> _ЗАДАНИЕ_: Ответьте, пожалуйста, по отрывку о Гексли: как звали второго сына Гексли?

> _ИСХОДНЫЙ ТЕКСТ_:
=-=-=
Его одиссея была чредой ослепительных побед над викторианскими сциллами и цирцеями, очень похожей на одиссею Гексли. И он в младые годы спускался в преисподнюю земной жизни, и жуткие видения мук и погибели не миновали его. И он совершал чудеса ученического прилежания, и занимал первые места с тою же устрашающей и непостижимой легкостью, хоть и не с такой страстью к знанию, ибо истинным предметом его вожделений были гончие, охота и военная служба. Пустить его по военной части семье было не по средствам — ему пришлось стать поэтом-пророком. И все-таки всю жизнь немалое удовольствие от прогулок и поездок заключалось для него в том, чтобы мысленно возводить укрепления с учетом особенностей той или иной местности, а когда через многие годы он впервые произносил проповедь в часовне одного военного училища, у него слезы навернулись на глаза от бряцания офицерских шпаг и мерной воинской поступи.
Он пережил время сомнений и под конец в ущерб логике и ясности пришел к подтверждению своих взглядов. Его царствие небесное даже в большей, быть может, степени, чем научная утопия Гексли, превратилось в нечто вполне земное: конечную станцию на тернистой дороге социального прогресса; сам он уже обрел рай в своем собственном доме: счастливое супружество, Карлейль и трубка в час досуга. Как Гексли ополчился на ортодоксальную церковь по научным соображениям, так он ополчился по политическим; он тоже познал высокое блаженство ритора, поколебавшего в роковой для нации час враждебную толпу. Короче говоря, этот человек — разительное доказательство того, что в широкополой шляпе священника Гексли мог бы пройти свой путь точно так же, как в квадратной шапочке профессора, и жизнь по одну сторону викторианской пропасти могла быть очень похожа на жизнь по другую ее сторону.
В то время, когда умер Ноэль, жена Гексли давно уже ждала другого ребенка. И декабря 1860 года у них родился второй сын, Леонард. Миссис Гексли настаивала, чтобы младенца крестили, и в конце концов, несмотря на угрызения своей агностической совести, муж дал согласие, рассудив, что «по отношению к ребенку будет только справедливо приобщить его к официальному духовному институту его родины». Тем не менее, как он писал будущему крестному отцу младенца Гукеру, он знал, что, пока обряд не совершится, он будет в дурном настроении.
=-=-=
> _ПРЕДОСТАВЛЕННЫЕ МАТЕРИАЛЫ_:

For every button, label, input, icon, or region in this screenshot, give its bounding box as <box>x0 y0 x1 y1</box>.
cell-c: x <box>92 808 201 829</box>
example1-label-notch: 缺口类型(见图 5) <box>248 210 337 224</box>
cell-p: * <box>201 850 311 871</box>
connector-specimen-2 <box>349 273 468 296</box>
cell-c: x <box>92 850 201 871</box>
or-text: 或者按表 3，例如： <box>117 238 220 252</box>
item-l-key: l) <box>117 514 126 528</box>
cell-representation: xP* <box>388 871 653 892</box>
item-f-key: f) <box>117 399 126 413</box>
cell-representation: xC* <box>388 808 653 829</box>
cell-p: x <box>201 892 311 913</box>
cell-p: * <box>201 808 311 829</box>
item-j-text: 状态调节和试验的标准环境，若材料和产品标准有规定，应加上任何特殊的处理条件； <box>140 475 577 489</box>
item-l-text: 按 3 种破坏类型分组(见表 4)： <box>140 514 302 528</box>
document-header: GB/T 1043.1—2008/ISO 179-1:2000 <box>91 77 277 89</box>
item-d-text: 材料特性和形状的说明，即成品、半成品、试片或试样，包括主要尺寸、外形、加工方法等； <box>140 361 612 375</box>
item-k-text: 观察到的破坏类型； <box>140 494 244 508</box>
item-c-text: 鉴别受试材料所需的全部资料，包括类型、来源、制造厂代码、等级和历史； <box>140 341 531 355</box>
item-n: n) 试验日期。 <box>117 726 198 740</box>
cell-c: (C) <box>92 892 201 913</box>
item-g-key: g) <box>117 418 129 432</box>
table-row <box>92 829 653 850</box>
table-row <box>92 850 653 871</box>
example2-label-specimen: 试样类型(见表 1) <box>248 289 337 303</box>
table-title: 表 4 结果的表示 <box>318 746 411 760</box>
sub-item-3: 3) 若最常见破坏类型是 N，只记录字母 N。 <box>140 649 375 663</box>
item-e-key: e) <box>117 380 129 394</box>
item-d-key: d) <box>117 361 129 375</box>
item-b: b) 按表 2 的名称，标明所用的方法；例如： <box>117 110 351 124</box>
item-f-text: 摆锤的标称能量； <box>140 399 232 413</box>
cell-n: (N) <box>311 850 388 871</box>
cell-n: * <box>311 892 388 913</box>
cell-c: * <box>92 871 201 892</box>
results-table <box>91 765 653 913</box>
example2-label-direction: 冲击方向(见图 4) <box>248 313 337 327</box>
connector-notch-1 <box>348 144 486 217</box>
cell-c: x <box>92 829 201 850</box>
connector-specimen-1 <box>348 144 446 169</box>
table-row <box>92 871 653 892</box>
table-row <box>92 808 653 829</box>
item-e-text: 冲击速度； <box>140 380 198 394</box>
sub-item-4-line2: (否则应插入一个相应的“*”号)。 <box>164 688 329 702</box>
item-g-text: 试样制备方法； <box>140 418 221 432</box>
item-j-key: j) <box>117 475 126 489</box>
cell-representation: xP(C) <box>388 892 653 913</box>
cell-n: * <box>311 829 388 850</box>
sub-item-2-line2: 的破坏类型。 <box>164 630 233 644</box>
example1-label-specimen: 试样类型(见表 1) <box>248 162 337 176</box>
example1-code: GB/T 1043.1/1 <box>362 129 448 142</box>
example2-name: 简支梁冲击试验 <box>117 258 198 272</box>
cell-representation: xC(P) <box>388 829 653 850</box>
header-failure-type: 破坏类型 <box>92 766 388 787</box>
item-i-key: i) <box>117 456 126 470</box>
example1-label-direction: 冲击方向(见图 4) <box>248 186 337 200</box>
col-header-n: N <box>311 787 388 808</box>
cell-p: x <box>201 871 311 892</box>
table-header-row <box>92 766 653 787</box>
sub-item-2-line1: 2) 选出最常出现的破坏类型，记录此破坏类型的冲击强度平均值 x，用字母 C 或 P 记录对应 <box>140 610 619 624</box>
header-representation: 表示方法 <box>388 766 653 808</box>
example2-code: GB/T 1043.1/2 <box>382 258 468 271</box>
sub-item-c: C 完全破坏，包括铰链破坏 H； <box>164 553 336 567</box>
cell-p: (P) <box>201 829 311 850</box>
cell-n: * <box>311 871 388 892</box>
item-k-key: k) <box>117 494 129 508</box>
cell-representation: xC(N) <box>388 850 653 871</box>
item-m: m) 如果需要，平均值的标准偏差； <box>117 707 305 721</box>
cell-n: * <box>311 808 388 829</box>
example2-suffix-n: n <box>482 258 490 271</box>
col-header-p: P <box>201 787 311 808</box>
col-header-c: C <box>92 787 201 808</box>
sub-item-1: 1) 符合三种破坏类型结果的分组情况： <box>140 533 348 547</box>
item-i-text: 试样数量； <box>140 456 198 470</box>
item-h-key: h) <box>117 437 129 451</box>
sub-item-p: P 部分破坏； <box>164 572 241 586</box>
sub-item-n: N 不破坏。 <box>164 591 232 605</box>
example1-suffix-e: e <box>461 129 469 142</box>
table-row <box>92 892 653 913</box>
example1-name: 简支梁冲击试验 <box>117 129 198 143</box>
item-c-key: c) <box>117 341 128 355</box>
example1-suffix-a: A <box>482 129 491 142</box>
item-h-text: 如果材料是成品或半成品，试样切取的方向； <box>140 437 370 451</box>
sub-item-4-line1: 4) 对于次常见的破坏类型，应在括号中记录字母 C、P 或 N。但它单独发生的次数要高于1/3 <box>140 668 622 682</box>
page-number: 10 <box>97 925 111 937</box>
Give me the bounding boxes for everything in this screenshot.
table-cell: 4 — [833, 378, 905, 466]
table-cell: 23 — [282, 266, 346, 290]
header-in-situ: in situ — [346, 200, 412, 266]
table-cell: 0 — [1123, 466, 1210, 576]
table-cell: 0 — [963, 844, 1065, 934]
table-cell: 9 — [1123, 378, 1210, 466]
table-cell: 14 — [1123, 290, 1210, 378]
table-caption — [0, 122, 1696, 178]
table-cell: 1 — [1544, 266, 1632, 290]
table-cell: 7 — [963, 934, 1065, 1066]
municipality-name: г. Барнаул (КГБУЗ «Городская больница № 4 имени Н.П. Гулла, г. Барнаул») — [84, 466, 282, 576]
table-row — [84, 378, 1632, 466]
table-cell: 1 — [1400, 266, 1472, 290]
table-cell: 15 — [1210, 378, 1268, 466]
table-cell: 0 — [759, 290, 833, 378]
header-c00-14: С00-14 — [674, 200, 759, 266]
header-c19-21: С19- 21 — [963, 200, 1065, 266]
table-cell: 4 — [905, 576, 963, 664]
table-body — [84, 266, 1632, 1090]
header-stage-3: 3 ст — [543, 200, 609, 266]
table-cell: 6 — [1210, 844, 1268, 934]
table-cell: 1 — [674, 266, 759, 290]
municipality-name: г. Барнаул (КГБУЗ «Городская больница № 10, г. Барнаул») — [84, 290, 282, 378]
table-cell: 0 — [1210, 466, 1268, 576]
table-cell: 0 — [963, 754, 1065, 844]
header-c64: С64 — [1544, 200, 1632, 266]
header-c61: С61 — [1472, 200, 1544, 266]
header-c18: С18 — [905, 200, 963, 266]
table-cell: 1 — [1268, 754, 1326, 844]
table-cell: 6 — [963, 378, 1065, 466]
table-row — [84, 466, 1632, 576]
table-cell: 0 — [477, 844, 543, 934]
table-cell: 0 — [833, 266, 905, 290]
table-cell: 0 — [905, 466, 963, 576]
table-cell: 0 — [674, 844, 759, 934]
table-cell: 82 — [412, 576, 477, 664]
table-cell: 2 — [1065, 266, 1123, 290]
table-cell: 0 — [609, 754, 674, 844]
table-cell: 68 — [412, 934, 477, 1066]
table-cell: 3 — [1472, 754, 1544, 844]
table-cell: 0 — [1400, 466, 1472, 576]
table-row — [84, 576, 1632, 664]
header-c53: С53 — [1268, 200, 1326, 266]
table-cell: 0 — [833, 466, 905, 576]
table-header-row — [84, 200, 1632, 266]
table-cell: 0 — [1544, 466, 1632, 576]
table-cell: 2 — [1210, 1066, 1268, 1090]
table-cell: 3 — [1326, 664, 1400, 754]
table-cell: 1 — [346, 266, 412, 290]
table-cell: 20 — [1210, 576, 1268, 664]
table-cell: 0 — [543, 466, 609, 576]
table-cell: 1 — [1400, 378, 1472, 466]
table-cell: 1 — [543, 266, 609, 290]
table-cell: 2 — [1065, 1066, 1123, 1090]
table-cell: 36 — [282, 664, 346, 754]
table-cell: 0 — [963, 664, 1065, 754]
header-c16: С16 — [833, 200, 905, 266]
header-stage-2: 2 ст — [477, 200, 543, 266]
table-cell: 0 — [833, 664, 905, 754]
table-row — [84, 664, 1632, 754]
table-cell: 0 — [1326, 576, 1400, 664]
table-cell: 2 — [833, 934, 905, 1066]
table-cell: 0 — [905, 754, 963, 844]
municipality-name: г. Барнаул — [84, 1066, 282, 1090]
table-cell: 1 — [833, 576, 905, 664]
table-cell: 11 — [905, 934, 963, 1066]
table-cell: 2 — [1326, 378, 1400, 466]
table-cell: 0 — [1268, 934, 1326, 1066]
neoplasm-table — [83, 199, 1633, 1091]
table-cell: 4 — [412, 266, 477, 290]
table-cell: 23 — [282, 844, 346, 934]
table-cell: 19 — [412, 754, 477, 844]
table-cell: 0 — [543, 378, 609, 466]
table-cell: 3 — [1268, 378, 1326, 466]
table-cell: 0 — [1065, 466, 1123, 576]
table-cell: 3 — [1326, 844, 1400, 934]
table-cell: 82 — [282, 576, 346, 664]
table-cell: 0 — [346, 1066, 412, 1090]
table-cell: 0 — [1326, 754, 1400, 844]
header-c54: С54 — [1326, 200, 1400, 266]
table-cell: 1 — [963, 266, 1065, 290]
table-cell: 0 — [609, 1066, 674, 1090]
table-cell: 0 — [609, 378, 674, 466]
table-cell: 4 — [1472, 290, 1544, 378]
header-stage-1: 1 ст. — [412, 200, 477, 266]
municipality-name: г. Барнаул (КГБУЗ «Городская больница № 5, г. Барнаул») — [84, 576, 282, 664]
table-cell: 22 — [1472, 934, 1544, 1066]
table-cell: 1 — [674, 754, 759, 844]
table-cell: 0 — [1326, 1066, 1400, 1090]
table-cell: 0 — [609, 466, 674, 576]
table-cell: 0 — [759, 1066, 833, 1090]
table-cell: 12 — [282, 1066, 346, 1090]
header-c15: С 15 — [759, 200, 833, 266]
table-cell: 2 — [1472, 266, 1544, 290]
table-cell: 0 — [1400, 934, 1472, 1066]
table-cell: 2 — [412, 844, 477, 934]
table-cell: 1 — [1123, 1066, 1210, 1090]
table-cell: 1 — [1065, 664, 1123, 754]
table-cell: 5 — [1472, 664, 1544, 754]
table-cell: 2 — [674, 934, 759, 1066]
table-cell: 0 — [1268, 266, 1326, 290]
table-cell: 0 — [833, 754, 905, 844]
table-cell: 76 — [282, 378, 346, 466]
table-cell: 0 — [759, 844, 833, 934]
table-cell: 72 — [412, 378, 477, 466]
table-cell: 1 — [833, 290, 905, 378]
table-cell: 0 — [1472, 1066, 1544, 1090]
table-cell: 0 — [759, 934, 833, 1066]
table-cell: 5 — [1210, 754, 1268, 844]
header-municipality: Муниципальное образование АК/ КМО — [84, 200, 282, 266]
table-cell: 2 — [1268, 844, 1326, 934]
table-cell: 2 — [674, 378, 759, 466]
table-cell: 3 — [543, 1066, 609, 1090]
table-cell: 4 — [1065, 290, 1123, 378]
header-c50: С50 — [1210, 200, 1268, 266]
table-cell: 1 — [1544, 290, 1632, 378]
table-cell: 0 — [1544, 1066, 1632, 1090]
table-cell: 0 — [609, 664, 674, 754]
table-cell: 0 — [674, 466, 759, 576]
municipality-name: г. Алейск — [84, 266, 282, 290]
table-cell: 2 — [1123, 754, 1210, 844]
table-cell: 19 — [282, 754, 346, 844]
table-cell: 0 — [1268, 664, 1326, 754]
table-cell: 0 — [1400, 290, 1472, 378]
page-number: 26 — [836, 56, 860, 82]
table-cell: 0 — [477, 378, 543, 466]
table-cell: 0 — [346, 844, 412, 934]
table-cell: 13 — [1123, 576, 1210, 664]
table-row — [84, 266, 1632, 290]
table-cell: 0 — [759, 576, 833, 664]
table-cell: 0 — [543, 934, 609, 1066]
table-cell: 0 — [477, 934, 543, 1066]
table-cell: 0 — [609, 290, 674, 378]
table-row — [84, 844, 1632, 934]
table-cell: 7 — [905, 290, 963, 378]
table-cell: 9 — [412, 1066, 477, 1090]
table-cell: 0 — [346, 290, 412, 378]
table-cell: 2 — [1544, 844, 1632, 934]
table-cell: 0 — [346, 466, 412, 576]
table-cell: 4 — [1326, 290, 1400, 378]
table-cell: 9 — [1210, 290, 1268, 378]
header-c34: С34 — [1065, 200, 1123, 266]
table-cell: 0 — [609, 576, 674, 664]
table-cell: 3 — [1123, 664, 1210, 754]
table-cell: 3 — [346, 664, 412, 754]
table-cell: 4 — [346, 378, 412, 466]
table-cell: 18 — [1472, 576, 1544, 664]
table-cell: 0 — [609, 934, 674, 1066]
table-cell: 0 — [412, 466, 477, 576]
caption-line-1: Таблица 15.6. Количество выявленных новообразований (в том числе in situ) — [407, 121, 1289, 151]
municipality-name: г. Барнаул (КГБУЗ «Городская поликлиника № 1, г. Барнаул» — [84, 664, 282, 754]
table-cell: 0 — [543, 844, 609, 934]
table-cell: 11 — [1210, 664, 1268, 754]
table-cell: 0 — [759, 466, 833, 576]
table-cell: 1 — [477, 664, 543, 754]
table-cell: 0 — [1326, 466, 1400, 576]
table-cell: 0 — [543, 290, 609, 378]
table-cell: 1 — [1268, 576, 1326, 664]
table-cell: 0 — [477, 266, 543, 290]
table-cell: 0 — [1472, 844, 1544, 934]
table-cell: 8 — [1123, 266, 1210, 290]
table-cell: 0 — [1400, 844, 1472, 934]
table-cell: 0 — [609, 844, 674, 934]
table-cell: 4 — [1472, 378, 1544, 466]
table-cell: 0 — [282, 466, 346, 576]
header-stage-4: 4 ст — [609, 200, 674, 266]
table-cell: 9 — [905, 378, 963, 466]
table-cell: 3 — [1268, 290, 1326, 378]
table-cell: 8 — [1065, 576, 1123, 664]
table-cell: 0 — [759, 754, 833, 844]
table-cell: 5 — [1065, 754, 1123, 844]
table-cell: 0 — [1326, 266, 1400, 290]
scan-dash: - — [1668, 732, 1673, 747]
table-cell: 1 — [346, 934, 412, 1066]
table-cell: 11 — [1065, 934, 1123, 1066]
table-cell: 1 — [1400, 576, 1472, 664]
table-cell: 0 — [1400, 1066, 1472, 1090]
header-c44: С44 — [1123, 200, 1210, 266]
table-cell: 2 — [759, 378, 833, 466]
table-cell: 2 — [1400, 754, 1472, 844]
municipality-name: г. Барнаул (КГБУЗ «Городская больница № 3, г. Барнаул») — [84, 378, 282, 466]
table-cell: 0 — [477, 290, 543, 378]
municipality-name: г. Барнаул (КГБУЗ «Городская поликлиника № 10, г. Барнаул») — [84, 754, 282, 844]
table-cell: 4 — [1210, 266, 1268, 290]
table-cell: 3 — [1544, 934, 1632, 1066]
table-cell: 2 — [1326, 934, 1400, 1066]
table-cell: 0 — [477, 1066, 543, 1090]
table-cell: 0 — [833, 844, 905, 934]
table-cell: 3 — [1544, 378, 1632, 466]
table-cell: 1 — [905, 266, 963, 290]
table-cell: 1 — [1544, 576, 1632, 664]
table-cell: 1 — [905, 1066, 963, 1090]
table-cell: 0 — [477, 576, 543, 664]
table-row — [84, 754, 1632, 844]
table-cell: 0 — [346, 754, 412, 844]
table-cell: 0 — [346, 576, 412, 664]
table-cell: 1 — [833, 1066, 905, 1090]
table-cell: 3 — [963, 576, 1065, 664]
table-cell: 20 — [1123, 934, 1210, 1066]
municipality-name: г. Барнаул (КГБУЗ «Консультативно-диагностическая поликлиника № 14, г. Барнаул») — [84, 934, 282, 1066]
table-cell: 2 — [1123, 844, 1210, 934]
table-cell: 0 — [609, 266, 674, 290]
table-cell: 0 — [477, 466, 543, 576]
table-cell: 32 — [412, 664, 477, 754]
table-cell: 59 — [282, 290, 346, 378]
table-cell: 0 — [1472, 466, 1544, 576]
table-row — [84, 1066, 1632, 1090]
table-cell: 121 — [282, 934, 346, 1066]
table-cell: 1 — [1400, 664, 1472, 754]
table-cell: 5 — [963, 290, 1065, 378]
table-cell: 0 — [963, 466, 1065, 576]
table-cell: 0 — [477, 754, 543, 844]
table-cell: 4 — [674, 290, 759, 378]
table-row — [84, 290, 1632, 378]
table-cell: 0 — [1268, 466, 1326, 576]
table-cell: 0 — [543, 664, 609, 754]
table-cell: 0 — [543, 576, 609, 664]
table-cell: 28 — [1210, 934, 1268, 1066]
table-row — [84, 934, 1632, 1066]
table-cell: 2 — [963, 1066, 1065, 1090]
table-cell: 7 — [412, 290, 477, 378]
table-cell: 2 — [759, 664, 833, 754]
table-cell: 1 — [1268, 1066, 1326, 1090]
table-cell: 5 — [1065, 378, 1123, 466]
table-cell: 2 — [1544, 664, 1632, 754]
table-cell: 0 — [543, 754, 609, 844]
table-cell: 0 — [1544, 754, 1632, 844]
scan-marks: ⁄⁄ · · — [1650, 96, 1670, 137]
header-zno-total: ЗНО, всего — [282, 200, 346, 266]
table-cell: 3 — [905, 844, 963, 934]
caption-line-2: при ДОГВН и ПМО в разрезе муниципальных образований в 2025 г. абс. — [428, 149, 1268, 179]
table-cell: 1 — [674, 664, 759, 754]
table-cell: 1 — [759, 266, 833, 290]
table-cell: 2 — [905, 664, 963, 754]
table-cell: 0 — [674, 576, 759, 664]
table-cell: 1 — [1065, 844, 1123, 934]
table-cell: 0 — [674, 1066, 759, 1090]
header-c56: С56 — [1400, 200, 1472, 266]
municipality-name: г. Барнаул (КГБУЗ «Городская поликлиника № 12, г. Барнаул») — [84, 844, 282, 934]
=-=-=
> _ОЖИДАЕМЫЙ ОТВЕТ_: Леонард.